### What you should do
Return the listing below verbatim. Pictures do not belong in the copy.

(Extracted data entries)
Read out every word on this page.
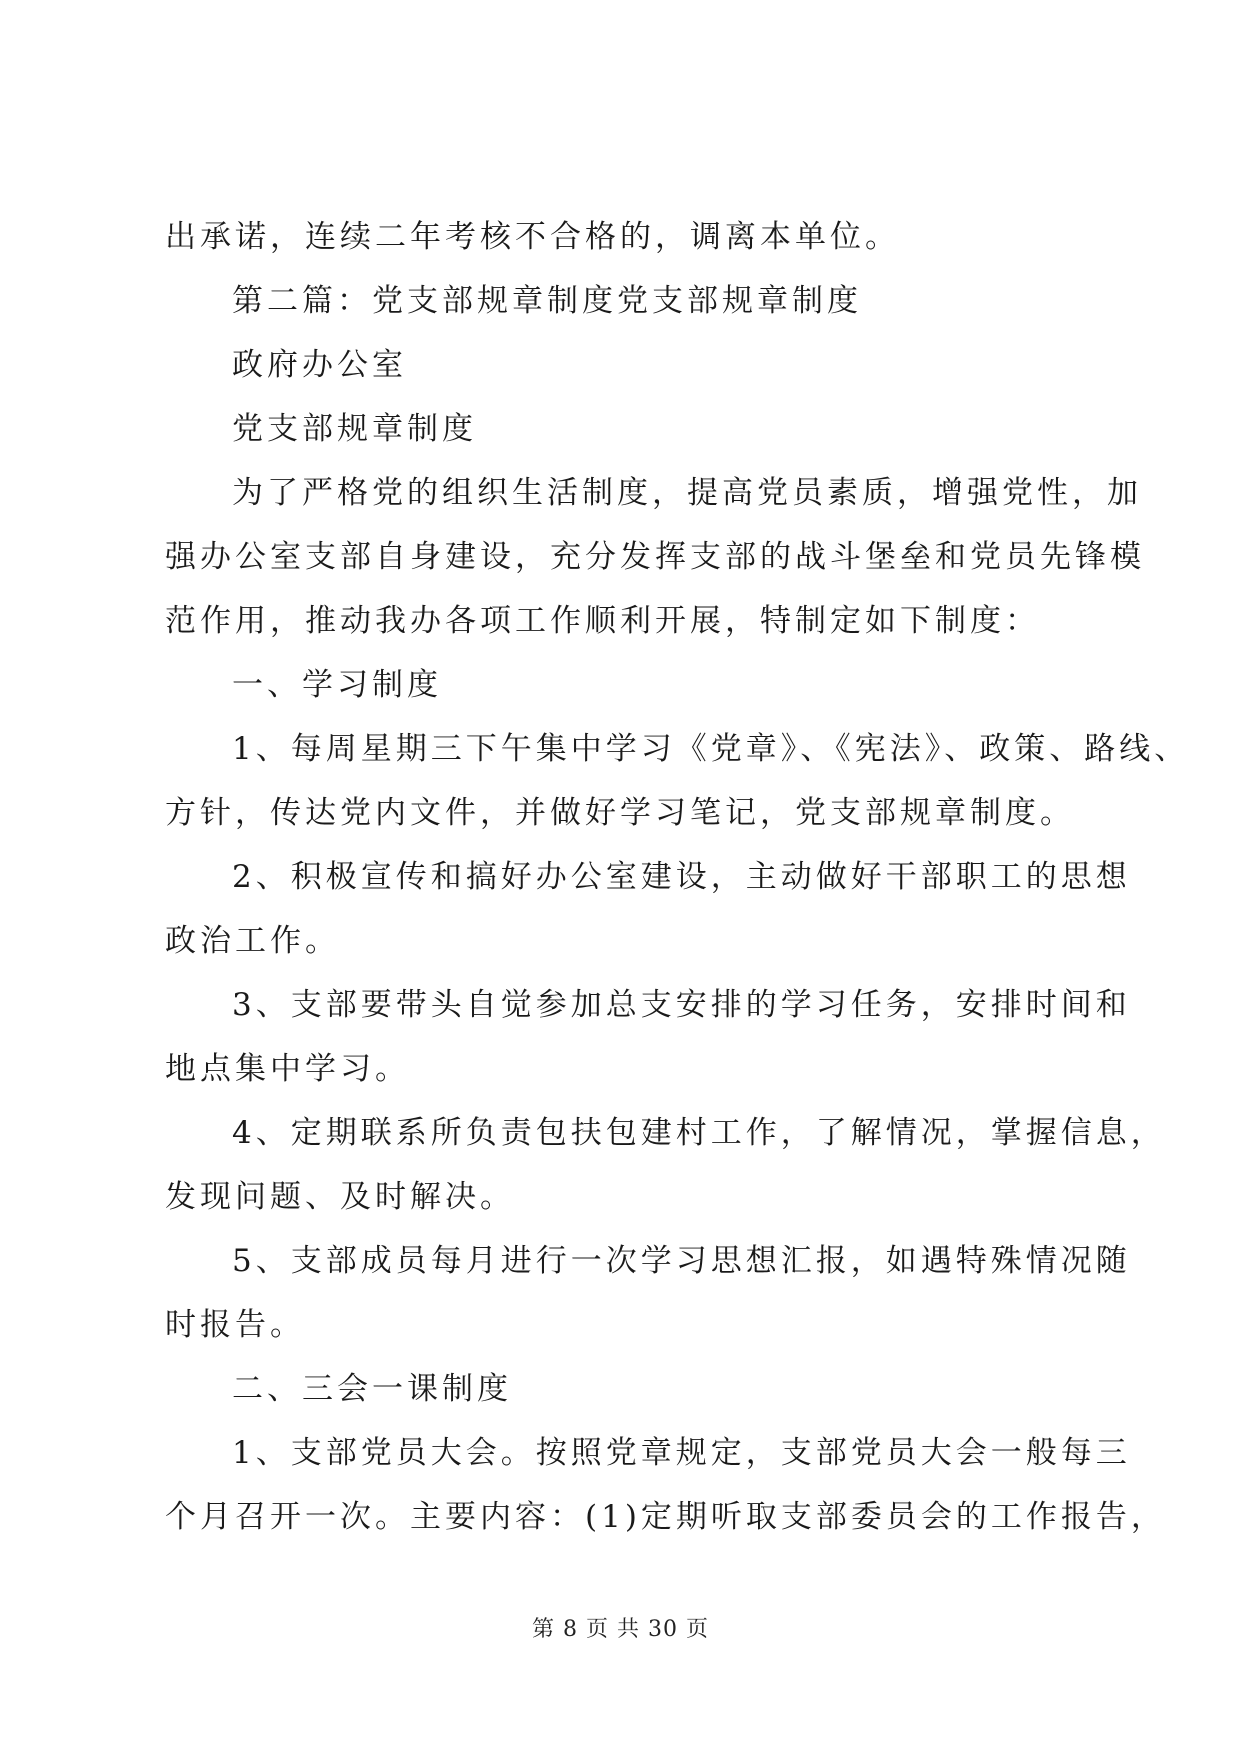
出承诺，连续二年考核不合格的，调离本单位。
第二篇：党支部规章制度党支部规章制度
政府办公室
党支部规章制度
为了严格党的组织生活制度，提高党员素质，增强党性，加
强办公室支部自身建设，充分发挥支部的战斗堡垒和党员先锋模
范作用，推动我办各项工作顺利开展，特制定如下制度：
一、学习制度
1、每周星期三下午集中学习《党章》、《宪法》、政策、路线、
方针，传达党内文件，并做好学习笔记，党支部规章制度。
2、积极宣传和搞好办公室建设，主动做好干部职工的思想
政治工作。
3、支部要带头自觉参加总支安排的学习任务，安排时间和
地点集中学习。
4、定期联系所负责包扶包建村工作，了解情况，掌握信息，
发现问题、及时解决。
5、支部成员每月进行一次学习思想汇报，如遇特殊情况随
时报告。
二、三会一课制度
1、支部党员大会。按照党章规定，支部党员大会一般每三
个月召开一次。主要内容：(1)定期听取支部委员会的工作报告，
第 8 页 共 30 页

### Correct response
Read out every word on this page.
出承诺，连续二年考核不合格的，调离本单位。
第二篇：党支部规章制度党支部规章制度
政府办公室
党支部规章制度
为了严格党的组织生活制度，提高党员素质，增强党性，加
强办公室支部自身建设，充分发挥支部的战斗堡垒和党员先锋模
范作用，推动我办各项工作顺利开展，特制定如下制度：
一、学习制度
1、每周星期三下午集中学习《党章》、《宪法》、政策、路线、
方针，传达党内文件，并做好学习笔记，党支部规章制度。
2、积极宣传和搞好办公室建设，主动做好干部职工的思想
政治工作。
3、支部要带头自觉参加总支安排的学习任务，安排时间和
地点集中学习。
4、定期联系所负责包扶包建村工作，了解情况，掌握信息，
发现问题、及时解决。
5、支部成员每月进行一次学习思想汇报，如遇特殊情况随
时报告。
二、三会一课制度
1、支部党员大会。按照党章规定，支部党员大会一般每三
个月召开一次。主要内容：(1)定期听取支部委员会的工作报告，
第 8 页 共 30 页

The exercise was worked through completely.